Extracted data entries |
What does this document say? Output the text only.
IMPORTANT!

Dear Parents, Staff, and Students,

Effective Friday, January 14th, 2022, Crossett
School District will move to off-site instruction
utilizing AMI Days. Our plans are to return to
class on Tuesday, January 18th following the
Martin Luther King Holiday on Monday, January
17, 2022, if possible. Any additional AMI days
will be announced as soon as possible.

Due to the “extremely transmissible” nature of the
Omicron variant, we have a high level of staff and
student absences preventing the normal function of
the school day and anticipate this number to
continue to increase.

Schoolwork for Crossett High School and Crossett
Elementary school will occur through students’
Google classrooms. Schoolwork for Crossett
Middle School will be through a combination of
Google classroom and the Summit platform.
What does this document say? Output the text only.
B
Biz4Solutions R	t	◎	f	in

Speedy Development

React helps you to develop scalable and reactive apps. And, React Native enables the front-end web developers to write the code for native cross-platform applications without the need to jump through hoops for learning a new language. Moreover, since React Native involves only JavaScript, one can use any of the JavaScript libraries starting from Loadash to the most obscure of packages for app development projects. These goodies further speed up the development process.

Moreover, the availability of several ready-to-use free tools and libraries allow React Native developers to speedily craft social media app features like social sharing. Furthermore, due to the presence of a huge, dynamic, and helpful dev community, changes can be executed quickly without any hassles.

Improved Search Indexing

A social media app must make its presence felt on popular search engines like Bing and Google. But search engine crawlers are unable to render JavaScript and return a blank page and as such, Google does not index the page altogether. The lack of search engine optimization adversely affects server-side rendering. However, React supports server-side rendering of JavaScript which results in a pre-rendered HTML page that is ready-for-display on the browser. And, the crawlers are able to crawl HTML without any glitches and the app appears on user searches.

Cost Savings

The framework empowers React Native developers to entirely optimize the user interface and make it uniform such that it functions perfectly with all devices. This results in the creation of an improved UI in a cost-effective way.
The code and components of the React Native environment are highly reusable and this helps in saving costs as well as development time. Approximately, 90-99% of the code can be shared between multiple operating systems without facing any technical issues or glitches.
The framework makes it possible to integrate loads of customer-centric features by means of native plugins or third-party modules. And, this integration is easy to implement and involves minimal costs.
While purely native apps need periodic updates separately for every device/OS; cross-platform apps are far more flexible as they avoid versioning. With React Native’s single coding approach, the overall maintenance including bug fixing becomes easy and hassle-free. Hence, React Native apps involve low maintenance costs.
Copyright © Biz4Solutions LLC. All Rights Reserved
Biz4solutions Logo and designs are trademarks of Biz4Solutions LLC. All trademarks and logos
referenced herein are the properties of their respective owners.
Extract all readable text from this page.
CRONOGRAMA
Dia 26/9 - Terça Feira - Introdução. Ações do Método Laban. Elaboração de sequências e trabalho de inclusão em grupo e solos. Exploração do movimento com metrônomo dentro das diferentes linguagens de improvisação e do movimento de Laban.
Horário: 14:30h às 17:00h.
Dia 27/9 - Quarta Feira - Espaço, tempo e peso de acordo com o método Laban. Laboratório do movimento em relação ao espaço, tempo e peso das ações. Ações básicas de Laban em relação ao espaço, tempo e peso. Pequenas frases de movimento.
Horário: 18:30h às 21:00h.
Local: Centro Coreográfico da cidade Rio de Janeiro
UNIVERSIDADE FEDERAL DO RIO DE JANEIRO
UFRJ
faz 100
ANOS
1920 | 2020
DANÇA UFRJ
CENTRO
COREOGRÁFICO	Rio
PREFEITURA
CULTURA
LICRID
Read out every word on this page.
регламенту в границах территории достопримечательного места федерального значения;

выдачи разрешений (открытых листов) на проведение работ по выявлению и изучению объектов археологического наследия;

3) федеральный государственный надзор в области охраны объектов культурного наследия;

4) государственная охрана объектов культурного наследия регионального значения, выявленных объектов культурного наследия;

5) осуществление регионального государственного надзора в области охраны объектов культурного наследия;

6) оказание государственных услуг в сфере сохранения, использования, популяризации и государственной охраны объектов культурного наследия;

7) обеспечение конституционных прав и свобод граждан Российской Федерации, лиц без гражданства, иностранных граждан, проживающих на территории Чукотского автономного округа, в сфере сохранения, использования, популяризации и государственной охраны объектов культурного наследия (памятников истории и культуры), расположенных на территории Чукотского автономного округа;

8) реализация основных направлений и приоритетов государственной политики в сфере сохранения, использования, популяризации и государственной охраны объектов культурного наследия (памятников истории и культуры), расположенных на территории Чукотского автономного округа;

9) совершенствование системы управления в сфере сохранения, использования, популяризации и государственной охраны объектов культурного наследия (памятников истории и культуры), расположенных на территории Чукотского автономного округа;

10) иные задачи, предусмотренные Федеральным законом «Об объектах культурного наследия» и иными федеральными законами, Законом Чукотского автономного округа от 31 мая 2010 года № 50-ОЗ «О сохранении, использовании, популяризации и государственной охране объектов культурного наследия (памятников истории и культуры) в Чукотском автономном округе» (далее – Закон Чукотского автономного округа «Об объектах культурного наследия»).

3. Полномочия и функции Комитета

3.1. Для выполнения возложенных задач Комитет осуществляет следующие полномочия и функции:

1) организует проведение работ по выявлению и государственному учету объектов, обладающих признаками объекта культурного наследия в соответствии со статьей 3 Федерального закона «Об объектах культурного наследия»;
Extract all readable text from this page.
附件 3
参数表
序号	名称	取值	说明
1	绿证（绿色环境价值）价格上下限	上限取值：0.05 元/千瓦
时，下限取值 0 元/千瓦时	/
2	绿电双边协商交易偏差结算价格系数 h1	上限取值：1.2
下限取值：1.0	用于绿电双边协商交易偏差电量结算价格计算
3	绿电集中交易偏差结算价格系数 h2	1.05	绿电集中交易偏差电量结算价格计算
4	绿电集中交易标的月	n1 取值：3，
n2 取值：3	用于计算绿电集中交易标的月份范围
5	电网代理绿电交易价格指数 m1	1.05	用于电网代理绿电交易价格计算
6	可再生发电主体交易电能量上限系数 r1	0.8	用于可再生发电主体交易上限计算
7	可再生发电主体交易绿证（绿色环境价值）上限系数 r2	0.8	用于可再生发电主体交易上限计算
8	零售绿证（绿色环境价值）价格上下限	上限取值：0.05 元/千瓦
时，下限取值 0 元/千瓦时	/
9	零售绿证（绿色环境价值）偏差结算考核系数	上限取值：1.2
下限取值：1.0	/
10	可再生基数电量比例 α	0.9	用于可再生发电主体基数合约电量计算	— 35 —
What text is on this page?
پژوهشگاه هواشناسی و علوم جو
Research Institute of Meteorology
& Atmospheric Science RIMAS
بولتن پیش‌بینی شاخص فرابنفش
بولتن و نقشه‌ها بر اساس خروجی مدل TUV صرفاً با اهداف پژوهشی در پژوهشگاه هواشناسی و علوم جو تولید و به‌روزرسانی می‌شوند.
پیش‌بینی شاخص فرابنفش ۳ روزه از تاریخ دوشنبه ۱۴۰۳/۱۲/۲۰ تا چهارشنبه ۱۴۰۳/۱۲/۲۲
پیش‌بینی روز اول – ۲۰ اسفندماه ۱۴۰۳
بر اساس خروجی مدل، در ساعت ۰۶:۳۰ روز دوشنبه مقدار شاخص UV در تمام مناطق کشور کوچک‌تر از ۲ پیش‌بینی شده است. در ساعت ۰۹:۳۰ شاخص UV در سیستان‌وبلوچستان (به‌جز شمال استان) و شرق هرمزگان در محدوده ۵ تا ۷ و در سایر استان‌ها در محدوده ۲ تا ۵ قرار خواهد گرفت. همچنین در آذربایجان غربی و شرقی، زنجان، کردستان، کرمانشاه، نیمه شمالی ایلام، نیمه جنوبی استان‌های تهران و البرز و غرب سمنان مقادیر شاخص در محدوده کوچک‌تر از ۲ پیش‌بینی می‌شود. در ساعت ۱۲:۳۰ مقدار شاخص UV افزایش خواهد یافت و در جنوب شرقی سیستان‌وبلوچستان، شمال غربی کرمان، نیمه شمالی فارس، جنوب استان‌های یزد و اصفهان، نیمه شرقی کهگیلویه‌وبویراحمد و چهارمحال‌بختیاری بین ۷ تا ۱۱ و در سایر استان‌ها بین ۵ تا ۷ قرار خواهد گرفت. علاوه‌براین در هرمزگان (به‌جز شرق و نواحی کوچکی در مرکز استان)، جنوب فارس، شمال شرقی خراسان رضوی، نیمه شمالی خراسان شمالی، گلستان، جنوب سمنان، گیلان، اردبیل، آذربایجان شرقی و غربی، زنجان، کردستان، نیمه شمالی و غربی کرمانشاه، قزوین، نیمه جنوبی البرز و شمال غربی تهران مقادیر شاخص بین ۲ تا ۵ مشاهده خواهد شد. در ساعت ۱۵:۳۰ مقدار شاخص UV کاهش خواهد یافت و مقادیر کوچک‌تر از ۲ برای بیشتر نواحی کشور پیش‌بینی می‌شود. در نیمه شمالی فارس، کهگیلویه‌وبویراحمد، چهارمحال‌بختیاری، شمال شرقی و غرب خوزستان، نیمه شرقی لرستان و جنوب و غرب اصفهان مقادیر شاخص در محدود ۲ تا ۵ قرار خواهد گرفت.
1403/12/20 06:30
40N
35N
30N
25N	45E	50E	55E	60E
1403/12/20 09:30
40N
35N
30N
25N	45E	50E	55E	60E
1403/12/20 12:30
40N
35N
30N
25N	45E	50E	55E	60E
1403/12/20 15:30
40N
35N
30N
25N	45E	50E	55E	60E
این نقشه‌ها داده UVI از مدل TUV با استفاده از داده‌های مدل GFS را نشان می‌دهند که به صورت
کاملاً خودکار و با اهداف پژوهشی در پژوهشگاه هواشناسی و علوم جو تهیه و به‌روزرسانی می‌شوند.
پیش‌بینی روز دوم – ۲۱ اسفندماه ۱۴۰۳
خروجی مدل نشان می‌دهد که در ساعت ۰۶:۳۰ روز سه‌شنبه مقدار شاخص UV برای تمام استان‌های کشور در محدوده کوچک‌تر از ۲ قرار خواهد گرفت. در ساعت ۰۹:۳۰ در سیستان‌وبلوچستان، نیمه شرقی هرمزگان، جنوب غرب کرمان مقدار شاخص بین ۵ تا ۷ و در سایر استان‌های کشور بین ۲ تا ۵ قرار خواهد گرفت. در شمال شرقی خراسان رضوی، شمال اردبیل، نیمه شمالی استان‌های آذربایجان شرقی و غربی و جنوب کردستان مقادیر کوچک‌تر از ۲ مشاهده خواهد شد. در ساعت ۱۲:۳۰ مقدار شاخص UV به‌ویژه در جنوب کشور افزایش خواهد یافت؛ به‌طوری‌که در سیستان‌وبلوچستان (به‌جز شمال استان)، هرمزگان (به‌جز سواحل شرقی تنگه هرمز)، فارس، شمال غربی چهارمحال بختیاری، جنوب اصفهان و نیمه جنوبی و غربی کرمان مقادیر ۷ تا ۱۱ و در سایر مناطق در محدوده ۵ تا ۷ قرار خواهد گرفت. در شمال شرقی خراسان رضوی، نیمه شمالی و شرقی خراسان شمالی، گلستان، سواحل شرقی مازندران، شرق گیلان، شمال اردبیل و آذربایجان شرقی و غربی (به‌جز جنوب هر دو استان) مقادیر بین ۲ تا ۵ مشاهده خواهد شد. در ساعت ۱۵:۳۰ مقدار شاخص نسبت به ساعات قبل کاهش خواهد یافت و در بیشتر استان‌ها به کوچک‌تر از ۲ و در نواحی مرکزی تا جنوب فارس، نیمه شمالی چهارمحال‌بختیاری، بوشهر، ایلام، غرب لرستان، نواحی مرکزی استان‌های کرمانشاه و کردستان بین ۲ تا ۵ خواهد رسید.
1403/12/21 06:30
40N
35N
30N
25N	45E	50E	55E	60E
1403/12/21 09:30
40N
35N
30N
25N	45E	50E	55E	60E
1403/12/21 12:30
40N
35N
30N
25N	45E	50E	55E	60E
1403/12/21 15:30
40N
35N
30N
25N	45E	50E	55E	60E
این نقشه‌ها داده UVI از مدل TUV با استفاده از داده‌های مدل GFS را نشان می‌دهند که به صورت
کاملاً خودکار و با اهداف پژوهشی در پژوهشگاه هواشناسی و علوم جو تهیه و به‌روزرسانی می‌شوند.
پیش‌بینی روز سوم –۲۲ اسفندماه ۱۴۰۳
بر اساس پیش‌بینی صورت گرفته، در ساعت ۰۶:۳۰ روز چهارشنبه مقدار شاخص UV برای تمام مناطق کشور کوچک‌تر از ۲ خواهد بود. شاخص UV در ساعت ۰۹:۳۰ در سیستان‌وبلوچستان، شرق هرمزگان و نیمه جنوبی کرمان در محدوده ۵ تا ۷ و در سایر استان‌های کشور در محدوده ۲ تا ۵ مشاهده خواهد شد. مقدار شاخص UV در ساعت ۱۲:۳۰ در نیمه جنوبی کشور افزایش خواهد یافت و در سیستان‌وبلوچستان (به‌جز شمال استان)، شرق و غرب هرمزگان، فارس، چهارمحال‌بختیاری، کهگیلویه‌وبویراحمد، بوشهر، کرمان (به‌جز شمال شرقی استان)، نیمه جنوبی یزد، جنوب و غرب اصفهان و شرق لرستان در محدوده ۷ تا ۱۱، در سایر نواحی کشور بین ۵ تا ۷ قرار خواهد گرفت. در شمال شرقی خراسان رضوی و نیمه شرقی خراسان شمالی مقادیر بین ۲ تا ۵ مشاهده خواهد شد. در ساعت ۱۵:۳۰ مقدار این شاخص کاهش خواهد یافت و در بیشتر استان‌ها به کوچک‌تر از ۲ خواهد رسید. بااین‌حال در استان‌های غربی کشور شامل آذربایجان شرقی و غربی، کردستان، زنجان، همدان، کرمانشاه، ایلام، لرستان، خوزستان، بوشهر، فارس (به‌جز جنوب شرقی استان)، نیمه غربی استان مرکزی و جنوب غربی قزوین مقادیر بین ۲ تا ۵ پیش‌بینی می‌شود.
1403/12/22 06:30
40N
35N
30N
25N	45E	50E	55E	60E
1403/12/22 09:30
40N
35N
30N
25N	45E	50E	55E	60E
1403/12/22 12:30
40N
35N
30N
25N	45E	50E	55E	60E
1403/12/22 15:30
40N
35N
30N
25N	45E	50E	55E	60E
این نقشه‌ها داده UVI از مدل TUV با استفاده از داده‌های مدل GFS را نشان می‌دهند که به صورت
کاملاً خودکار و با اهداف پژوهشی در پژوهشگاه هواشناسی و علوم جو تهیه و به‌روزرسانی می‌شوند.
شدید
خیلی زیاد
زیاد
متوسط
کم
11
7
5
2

Task statement | From the data, pick out every line that includes "памятников".

In response |
7) обеспечение конституционных прав и свобод граждан Российской Федерации, лиц без гражданства, иностранных граждан, проживающих на территории Чукотского автономного округа, в сфере сохранения, использования, популяризации и государственной охраны объектов культурного наследия (памятников истории и культуры), расположенных на территории Чукотского автономного округа;
8) реализация основных направлений и приоритетов государственной политики в сфере сохранения, использования, популяризации и государственной охраны объектов культурного наследия (памятников истории и культуры), расположенных на территории Чукотского автономного округа;
9) совершенствование системы управления в сфере сохранения, использования, популяризации и государственной охраны объектов культурного наследия (памятников истории и культуры), расположенных на территории Чукотского автономного округа;
10) иные задачи, предусмотренные Федеральным законом «Об объектах культурного наследия» и иными федеральными законами, Законом Чукотского автономного округа от 31 мая 2010 года № 50-ОЗ «О сохранении, использовании, популяризации и государственной охране объектов культурного наследия (памятников истории и культуры) в Чукотском автономном округе» (далее – Закон Чукотского автономного округа «Об объектах культурного наследия»).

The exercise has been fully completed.